» **Challenge**
Report each line of the data that has "ylabel" somewhere in it.

» **Input records**

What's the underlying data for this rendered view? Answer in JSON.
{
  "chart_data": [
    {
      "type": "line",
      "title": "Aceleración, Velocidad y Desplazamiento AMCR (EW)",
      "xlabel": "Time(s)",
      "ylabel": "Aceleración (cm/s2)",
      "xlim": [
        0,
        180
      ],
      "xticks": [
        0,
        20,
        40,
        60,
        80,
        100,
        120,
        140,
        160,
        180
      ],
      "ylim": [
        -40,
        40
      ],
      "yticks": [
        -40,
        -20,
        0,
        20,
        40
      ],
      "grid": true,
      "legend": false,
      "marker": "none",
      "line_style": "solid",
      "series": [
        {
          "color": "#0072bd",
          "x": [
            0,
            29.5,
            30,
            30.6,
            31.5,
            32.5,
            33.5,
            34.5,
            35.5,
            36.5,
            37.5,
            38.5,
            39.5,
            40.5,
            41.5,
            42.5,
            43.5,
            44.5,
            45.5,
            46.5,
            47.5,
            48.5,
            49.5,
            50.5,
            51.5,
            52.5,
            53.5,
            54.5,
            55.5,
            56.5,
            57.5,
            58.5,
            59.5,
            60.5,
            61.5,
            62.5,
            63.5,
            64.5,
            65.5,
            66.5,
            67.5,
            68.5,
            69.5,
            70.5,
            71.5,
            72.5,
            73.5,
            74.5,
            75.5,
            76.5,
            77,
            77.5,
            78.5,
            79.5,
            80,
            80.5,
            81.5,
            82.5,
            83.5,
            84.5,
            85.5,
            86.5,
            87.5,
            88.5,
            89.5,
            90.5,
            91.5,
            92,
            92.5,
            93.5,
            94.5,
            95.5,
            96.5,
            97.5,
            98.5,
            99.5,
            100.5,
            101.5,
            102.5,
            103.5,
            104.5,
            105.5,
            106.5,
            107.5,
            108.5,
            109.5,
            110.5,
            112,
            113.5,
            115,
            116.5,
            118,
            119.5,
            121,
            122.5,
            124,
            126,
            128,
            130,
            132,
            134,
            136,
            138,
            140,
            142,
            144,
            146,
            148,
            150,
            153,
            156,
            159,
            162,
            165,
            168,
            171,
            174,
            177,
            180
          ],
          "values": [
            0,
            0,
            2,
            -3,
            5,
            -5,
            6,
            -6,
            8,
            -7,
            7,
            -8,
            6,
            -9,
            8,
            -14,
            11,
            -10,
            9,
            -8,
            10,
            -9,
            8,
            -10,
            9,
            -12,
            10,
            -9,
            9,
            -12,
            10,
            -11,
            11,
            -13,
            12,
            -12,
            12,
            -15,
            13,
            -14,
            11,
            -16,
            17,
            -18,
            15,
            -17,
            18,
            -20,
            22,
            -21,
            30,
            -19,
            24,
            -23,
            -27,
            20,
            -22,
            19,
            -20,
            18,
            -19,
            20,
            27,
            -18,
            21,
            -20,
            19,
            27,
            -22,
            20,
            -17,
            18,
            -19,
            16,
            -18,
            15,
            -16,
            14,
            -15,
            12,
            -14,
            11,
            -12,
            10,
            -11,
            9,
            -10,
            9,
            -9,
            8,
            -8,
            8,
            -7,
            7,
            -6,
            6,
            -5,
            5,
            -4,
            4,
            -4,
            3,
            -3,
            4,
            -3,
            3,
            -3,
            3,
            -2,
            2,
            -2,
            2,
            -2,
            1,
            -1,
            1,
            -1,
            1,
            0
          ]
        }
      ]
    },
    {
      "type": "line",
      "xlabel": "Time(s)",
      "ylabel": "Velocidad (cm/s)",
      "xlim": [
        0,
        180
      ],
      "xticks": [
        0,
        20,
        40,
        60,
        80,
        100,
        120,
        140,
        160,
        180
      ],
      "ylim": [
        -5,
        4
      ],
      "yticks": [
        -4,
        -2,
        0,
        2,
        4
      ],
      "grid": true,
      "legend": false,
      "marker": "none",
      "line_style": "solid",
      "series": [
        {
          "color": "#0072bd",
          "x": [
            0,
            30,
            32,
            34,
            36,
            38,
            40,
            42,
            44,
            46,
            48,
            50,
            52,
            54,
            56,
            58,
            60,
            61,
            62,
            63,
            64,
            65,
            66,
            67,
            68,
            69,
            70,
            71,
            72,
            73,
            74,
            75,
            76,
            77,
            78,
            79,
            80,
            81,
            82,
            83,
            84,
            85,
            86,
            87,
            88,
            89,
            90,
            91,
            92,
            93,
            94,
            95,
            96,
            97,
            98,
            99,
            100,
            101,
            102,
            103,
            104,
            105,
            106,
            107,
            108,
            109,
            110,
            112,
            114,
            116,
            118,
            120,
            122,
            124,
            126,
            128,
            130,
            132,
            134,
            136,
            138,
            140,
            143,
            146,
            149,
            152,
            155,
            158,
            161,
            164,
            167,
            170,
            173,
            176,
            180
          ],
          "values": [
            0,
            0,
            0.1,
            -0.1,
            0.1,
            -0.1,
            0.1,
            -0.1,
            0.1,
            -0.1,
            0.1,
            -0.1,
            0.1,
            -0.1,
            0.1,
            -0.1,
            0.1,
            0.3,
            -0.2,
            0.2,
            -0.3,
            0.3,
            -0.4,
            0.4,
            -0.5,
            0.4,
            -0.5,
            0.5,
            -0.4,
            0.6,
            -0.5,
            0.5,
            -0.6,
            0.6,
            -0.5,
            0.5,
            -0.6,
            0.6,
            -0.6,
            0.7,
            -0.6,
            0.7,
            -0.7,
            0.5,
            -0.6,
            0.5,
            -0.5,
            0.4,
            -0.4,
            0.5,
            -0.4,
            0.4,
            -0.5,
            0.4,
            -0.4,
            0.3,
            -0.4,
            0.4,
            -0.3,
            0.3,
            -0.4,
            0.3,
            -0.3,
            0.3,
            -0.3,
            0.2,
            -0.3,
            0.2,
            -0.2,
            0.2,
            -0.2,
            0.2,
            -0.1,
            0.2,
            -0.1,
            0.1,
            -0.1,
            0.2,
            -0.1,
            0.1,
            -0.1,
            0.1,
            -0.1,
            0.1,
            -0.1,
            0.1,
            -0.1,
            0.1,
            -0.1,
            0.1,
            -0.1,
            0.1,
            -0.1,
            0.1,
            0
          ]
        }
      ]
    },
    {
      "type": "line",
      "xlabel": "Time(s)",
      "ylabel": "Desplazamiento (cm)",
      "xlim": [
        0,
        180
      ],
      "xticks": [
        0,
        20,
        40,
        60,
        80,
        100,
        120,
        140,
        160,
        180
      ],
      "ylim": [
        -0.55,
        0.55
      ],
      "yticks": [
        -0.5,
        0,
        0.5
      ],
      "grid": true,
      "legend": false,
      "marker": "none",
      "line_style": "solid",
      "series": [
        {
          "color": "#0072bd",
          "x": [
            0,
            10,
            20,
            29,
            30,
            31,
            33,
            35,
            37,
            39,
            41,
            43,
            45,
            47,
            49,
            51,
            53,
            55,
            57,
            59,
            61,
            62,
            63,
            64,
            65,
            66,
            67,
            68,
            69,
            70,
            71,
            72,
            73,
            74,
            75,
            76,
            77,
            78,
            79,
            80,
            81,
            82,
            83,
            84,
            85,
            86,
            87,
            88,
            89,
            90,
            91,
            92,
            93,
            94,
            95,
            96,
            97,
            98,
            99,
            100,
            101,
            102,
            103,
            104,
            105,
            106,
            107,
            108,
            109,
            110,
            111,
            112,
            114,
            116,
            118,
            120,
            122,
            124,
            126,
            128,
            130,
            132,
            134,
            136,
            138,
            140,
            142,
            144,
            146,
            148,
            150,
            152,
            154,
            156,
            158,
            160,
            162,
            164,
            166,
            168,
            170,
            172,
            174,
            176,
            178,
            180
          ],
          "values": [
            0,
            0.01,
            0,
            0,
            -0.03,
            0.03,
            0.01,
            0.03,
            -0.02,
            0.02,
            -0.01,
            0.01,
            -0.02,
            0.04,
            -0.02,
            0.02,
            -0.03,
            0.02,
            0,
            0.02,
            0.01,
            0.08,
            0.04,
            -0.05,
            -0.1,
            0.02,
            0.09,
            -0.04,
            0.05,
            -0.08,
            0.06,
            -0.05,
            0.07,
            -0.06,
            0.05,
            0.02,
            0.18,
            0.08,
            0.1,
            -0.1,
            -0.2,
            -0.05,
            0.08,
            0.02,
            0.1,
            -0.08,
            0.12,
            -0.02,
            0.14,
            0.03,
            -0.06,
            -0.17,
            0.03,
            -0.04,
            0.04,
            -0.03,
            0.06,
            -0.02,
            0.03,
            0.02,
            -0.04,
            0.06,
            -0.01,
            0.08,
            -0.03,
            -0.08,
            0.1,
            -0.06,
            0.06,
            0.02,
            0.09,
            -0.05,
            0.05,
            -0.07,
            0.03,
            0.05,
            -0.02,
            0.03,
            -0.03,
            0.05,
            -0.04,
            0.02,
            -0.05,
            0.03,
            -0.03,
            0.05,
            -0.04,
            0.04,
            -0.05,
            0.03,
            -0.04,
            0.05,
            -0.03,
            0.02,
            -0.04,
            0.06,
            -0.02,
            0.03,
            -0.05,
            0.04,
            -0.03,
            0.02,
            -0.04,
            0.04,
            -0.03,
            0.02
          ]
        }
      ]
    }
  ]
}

» **The solution**
      "ylabel": "Aceleración (cm/s2)",
      "ylabel": "Velocidad (cm/s)",
      "ylabel": "Desplazamiento (cm)",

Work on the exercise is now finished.